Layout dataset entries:
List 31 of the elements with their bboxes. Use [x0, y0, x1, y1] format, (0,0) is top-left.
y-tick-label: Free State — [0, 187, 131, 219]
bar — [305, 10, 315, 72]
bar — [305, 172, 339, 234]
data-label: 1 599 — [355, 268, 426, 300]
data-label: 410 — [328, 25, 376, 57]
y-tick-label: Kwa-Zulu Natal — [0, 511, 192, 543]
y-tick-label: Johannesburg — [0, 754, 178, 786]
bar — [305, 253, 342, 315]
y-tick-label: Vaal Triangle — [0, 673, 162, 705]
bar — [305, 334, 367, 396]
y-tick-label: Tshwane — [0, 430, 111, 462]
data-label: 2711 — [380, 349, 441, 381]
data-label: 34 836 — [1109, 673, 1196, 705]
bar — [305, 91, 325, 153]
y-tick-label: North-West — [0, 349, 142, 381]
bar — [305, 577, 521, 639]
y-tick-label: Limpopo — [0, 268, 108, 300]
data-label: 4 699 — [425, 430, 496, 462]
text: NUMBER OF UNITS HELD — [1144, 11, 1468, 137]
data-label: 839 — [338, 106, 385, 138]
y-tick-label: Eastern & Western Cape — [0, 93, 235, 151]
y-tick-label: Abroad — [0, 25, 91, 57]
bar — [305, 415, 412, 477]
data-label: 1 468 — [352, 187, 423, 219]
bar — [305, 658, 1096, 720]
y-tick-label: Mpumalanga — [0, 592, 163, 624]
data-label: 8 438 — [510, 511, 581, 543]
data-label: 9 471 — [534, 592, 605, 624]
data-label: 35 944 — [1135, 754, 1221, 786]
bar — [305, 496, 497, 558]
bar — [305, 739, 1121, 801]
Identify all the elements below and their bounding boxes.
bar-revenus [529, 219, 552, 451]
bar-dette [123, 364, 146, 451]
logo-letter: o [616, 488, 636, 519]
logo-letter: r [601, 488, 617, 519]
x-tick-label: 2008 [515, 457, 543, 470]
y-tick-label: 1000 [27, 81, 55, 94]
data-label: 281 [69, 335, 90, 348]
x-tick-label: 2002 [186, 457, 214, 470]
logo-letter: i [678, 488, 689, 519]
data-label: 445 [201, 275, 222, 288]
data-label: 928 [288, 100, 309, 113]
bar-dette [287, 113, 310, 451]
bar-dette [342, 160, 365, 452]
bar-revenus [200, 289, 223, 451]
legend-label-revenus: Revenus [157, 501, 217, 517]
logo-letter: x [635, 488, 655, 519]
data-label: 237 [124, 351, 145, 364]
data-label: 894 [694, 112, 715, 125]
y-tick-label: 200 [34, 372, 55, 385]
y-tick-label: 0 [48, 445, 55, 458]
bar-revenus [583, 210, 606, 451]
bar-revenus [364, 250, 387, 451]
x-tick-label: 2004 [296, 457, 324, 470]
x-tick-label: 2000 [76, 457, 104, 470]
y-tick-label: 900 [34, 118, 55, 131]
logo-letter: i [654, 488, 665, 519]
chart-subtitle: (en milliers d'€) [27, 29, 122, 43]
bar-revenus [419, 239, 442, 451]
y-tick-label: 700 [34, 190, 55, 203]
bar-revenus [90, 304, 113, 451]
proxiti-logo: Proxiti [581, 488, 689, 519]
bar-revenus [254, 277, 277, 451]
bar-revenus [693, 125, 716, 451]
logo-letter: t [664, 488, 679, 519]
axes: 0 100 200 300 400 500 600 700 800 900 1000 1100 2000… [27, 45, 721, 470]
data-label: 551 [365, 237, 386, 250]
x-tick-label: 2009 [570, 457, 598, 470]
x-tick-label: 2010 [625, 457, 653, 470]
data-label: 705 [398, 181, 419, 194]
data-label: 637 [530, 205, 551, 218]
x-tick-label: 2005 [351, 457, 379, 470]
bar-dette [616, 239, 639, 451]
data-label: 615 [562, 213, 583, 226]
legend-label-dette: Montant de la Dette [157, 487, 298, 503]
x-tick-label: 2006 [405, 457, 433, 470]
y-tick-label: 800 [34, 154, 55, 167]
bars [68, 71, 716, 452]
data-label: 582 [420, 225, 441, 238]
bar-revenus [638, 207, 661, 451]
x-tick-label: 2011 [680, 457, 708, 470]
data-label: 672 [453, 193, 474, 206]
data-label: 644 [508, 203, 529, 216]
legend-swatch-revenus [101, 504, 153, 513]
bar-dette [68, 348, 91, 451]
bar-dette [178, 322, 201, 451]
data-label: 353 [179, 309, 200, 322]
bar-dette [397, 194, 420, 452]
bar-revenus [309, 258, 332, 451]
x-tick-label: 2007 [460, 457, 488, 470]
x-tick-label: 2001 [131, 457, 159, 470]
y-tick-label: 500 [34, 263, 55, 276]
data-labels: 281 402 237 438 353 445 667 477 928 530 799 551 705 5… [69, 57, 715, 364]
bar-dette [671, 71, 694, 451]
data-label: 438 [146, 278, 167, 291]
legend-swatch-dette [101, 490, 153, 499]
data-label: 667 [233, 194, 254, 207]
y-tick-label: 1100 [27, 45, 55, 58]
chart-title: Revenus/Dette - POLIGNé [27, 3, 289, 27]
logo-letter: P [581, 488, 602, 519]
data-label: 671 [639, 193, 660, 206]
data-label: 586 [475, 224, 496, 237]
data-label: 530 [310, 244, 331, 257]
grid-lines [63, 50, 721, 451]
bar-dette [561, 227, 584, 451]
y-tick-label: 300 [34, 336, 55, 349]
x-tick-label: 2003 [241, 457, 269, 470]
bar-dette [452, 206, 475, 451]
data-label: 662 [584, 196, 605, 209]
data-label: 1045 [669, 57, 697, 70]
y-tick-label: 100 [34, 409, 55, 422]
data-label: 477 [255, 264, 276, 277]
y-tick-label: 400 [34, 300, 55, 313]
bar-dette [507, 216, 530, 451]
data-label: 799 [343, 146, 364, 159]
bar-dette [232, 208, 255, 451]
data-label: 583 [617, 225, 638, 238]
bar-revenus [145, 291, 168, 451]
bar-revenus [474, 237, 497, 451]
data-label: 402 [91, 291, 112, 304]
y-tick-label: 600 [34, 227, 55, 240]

THE EXERCISE: Turn every line of the records above into a Markdown table with the columns Row and Line, numbering the rows in order and leaving out any blank lines.

RESULT BELOW:
| Row | Line |
|---|---|
| 1 | List 31 of the elements with their bboxes. Use [x0, y0, x1, y1] format, (0,0) is top-left. |
| 2 | y-tick-label: Free State — [0, 187, 131, 219] |
| 3 | bar — [305, 10, 315, 72] |
| 4 | bar — [305, 172, 339, 234] |
| 5 | data-label: 1 599 — [355, 268, 426, 300] |
| 6 | data-label: 410 — [328, 25, 376, 57] |
| 7 | y-tick-label: Kwa-Zulu Natal — [0, 511, 192, 543] |
| 8 | y-tick-label: Johannesburg — [0, 754, 178, 786] |
| 9 | bar — [305, 253, 342, 315] |
| 10 | y-tick-label: Vaal Triangle — [0, 673, 162, 705] |
| 11 | bar — [305, 334, 367, 396] |
| 12 | y-tick-label: Tshwane — [0, 430, 111, 462] |
| 13 | data-label: 2711 — [380, 349, 441, 381] |
| 14 | data-label: 34 836 — [1109, 673, 1196, 705] |
| 15 | bar — [305, 91, 325, 153] |
| 16 | y-tick-label: North-West — [0, 349, 142, 381] |
| 17 | bar — [305, 577, 521, 639] |
| 18 | y-tick-label: Limpopo — [0, 268, 108, 300] |
| 19 | data-label: 4 699 — [425, 430, 496, 462] |
| 20 | text: NUMBER OF UNITS HELD — [1144, 11, 1468, 137] |
| 21 | data-label: 839 — [338, 106, 385, 138] |
| 22 | y-tick-label: Eastern & Western Cape — [0, 93, 235, 151] |
| 23 | y-tick-label: Abroad — [0, 25, 91, 57] |
| 24 | bar — [305, 415, 412, 477] |
| 25 | data-label: 1 468 — [352, 187, 423, 219] |
| 26 | bar — [305, 658, 1096, 720] |
| 27 | y-tick-label: Mpumalanga — [0, 592, 163, 624] |
| 28 | data-label: 8 438 — [510, 511, 581, 543] |
| 29 | data-label: 9 471 — [534, 592, 605, 624] |
| 30 | data-label: 35 944 — [1135, 754, 1221, 786] |
| 31 | bar — [305, 496, 497, 558] |
| 32 | bar — [305, 739, 1121, 801] |
| 33 | Identify all the elements below and their bounding boxes. |
| 34 | bar-revenus [529, 219, 552, 451] |
| 35 | bar-dette [123, 364, 146, 451] |
| 36 | logo-letter: o [616, 488, 636, 519] |
| 37 | logo-letter: r [601, 488, 617, 519] |
| 38 | x-tick-label: 2008 [515, 457, 543, 470] |
| 39 | y-tick-label: 1000 [27, 81, 55, 94] |
| 40 | data-label: 281 [69, 335, 90, 348] |
| 41 | x-tick-label: 2002 [186, 457, 214, 470] |
| 42 | logo-letter: i [678, 488, 689, 519] |
| 43 | data-label: 445 [201, 275, 222, 288] |
| 44 | data-label: 928 [288, 100, 309, 113] |
| 45 | bar-dette [287, 113, 310, 451] |
| 46 | bar-dette [342, 160, 365, 452] |
| 47 | bar-revenus [200, 289, 223, 451] |
| 48 | legend-label-revenus: Revenus [157, 501, 217, 517] |
| 49 | logo-letter: x [635, 488, 655, 519] |
| 50 | data-label: 237 [124, 351, 145, 364] |
| 51 | data-label: 894 [694, 112, 715, 125] |
| 52 | y-tick-label: 200 [34, 372, 55, 385] |
| 53 | y-tick-label: 0 [48, 445, 55, 458] |
| 54 | bar-revenus [583, 210, 606, 451] |
| 55 | bar-revenus [364, 250, 387, 451] |
| 56 | x-tick-label: 2004 [296, 457, 324, 470] |
| 57 | x-tick-label: 2000 [76, 457, 104, 470] |
| 58 | y-tick-label: 900 [34, 118, 55, 131] |
| 59 | logo-letter: i [654, 488, 665, 519] |
| 60 | chart-subtitle: (en milliers d'€) [27, 29, 122, 43] |
| 61 | bar-revenus [419, 239, 442, 451] |
| 62 | y-tick-label: 700 [34, 190, 55, 203] |
| 63 | bar-revenus [90, 304, 113, 451] |
| 64 | proxiti-logo: Proxiti [581, 488, 689, 519] |
| 65 | bar-revenus [254, 277, 277, 451] |
| 66 | bar-revenus [693, 125, 716, 451] |
| 67 | logo-letter: t [664, 488, 679, 519] |
| 68 | axes: 0 100 200 300 400 500 600 700 800 900 1000 1100 2000… [27, 45, 721, 470] |
| 69 | data-label: 551 [365, 237, 386, 250] |
| 70 | x-tick-label: 2009 [570, 457, 598, 470] |
| 71 | x-tick-label: 2010 [625, 457, 653, 470] |
| 72 | data-label: 705 [398, 181, 419, 194] |
| 73 | data-label: 637 [530, 205, 551, 218] |
| 74 | x-tick-label: 2005 [351, 457, 379, 470] |
| 75 | bar-dette [616, 239, 639, 451] |
| 76 | data-label: 615 [562, 213, 583, 226] |
| 77 | legend-label-dette: Montant de la Dette [157, 487, 298, 503] |
| 78 | x-tick-label: 2006 [405, 457, 433, 470] |
| 79 | y-tick-label: 800 [34, 154, 55, 167] |
| 80 | bars [68, 71, 716, 452] |
| 81 | data-label: 582 [420, 225, 441, 238] |
| 82 | bar-revenus [638, 207, 661, 451] |
| 83 | x-tick-label: 2011 [680, 457, 708, 470] |
| 84 | data-label: 672 [453, 193, 474, 206] |
| 85 | data-label: 644 [508, 203, 529, 216] |
| 86 | legend-swatch-revenus [101, 504, 153, 513] |
| 87 | bar-dette [68, 348, 91, 451] |
| 88 | bar-dette [178, 322, 201, 451] |
| 89 | data-label: 353 [179, 309, 200, 322] |
| 90 | bar-dette [397, 194, 420, 452] |
| 91 | bar-revenus [309, 258, 332, 451] |
| 92 | x-tick-label: 2007 [460, 457, 488, 470] |
| 93 | x-tick-label: 2001 [131, 457, 159, 470] |
| 94 | y-tick-label: 500 [34, 263, 55, 276] |
| 95 | data-labels: 281 402 237 438 353 445 667 477 928 530 799 551 705 5… [69, 57, 715, 364] |
| 96 | bar-dette [671, 71, 694, 451] |
| 97 | data-label: 438 [146, 278, 167, 291] |
| 98 | legend-swatch-dette [101, 490, 153, 499] |
| 99 | data-label: 667 [233, 194, 254, 207] |
| 100 | y-tick-label: 1100 [27, 45, 55, 58] |
| 101 | chart-title: Revenus/Dette - POLIGNé [27, 3, 289, 27] |
| 102 | logo-letter: P [581, 488, 602, 519] |
| 103 | data-label: 671 [639, 193, 660, 206] |
| 104 | data-label: 586 [475, 224, 496, 237] |
| 105 | data-label: 530 [310, 244, 331, 257] |
| 106 | grid-lines [63, 50, 721, 451] |
| 107 | bar-dette [561, 227, 584, 451] |
| 108 | y-tick-label: 300 [34, 336, 55, 349] |
| 109 | x-tick-label: 2003 [241, 457, 269, 470] |
| 110 | bar-dette [452, 206, 475, 451] |
| 111 | data-label: 662 [584, 196, 605, 209] |
| 112 | data-label: 1045 [669, 57, 697, 70] |
| 113 | y-tick-label: 100 [34, 409, 55, 422] |
| 114 | data-label: 477 [255, 264, 276, 277] |
| 115 | y-tick-label: 400 [34, 300, 55, 313] |
| 116 | bar-dette [507, 216, 530, 451] |
| 117 | data-label: 799 [343, 146, 364, 159] |
| 118 | bar-dette [232, 208, 255, 451] |
| 119 | data-label: 583 [617, 225, 638, 238] |
| 120 | bar-revenus [145, 291, 168, 451] |
| 121 | bar-revenus [474, 237, 497, 451] |
| 122 | data-label: 402 [91, 291, 112, 304] |
| 123 | y-tick-label: 600 [34, 227, 55, 240] |